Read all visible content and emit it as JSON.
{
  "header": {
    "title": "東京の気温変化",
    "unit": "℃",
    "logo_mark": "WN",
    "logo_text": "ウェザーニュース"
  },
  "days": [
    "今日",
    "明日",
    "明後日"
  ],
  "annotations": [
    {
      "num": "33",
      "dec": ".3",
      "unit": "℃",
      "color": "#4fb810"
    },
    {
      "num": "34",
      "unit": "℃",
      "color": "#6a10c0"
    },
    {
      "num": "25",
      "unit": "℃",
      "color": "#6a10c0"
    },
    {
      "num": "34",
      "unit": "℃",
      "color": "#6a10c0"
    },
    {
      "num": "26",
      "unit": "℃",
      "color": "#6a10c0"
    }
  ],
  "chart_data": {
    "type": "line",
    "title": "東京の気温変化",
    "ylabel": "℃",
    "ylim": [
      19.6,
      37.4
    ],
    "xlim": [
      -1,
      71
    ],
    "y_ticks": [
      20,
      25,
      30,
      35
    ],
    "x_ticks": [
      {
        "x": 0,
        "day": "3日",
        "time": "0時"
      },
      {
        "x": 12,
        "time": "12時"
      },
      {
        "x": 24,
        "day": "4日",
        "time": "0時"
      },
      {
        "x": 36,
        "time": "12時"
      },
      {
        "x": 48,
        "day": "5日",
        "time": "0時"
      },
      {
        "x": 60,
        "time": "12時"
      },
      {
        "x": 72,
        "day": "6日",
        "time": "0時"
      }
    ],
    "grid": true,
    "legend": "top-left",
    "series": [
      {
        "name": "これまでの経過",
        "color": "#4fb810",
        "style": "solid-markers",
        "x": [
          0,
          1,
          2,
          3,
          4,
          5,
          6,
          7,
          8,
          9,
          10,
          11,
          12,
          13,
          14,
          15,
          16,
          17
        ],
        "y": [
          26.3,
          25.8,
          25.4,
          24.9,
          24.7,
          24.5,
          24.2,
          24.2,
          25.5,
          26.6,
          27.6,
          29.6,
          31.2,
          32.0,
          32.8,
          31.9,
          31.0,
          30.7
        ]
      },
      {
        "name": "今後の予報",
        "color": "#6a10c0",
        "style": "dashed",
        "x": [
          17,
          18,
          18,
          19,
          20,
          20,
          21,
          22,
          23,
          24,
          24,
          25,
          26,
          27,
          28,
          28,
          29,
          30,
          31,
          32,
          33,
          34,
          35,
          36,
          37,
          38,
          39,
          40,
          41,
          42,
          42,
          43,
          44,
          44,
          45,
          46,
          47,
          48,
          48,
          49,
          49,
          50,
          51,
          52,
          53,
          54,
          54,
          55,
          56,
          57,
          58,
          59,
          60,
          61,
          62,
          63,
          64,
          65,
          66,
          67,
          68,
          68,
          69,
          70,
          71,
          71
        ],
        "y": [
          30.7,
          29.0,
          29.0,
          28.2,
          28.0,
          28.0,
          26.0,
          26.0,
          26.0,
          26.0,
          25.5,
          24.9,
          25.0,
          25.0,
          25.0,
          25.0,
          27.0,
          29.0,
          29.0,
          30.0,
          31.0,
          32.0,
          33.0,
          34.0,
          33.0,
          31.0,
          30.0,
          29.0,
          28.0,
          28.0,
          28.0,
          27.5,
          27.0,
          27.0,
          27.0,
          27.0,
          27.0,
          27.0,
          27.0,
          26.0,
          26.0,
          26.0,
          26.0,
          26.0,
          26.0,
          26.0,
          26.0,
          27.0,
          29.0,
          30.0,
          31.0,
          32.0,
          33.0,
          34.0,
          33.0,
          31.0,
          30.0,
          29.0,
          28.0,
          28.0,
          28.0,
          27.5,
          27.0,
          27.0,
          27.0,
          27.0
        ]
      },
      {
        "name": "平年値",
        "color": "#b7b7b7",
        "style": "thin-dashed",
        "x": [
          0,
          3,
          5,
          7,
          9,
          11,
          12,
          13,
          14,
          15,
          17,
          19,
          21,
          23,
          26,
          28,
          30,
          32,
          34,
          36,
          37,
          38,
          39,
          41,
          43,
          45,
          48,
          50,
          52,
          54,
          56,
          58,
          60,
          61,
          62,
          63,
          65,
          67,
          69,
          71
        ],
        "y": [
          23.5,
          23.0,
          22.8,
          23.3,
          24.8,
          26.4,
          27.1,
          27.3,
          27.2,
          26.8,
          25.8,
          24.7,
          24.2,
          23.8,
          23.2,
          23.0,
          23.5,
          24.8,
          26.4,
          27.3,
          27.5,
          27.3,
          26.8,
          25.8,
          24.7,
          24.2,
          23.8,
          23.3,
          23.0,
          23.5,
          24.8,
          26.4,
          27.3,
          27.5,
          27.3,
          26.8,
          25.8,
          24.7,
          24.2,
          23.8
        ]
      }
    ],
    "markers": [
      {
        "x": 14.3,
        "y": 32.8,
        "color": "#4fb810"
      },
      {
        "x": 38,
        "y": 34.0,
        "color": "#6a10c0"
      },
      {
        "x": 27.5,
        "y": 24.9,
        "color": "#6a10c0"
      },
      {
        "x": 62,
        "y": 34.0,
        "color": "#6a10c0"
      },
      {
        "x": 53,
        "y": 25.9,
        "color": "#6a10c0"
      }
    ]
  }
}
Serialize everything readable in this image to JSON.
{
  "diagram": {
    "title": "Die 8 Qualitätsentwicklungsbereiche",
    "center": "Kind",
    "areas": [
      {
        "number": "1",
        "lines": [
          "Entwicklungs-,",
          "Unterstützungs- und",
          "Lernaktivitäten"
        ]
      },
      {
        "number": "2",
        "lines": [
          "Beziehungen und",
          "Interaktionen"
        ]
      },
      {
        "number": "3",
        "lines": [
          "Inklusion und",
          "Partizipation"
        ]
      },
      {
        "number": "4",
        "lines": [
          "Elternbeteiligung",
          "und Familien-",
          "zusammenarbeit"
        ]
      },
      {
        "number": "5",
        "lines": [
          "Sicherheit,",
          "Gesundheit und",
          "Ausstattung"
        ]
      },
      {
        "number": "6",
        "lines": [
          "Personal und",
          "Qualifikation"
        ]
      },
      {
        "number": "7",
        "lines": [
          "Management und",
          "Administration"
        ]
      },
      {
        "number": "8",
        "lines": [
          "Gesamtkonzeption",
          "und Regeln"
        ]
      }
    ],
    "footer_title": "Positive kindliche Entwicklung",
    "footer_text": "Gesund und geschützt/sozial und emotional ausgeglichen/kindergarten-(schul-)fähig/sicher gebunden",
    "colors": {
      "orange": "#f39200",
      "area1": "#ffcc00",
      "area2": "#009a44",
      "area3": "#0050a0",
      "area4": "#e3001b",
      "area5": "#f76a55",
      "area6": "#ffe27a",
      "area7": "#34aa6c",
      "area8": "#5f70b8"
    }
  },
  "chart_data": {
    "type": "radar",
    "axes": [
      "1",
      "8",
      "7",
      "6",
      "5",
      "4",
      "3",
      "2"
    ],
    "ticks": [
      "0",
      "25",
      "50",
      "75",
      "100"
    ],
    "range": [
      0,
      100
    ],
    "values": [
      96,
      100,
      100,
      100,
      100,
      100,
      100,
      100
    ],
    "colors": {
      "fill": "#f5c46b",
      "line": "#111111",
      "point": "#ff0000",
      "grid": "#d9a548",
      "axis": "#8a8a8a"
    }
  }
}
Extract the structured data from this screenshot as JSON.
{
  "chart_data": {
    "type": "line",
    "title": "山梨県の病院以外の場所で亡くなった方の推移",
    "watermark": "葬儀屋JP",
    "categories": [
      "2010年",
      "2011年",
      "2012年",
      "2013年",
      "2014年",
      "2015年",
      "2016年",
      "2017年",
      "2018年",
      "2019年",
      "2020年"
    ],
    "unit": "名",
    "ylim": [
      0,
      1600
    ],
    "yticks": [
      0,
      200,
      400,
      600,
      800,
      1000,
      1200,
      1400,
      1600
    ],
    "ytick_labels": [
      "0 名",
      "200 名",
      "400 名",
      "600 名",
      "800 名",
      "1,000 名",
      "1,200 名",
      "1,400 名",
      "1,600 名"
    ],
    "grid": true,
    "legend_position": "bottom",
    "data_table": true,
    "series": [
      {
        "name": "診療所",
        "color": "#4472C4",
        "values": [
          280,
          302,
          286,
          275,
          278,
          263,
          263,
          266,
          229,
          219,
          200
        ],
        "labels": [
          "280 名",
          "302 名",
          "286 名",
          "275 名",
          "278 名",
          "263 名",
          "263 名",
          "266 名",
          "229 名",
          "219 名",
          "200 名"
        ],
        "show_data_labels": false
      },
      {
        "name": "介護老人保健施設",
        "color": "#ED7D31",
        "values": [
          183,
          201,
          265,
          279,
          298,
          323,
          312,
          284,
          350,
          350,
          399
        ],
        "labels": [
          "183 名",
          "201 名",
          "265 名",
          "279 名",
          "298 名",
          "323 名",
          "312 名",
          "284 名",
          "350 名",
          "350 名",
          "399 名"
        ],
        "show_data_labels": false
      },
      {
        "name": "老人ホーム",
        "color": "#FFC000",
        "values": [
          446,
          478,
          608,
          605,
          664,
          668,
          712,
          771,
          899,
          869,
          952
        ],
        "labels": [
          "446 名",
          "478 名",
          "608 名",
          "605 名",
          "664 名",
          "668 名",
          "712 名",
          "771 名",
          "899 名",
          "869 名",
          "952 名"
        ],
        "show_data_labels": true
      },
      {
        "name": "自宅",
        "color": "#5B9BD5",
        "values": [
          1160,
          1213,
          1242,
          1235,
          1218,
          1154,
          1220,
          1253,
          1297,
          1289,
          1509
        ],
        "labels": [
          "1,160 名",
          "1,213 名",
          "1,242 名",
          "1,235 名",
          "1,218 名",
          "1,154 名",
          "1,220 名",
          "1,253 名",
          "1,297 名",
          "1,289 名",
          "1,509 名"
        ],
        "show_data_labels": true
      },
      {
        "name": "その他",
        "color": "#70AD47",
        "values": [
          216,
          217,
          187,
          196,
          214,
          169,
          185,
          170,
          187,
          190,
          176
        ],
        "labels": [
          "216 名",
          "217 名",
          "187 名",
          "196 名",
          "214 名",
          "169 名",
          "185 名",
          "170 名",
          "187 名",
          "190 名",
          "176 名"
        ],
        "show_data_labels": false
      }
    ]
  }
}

^^^^

- What the task asks -
Find the lines with the string "number" and reproduce them.

- Task result -
        "number": "1",
        "number": "2",
        "number": "3",
        "number": "4",
        "number": "5",
        "number": "6",
        "number": "7",
        "number": "8",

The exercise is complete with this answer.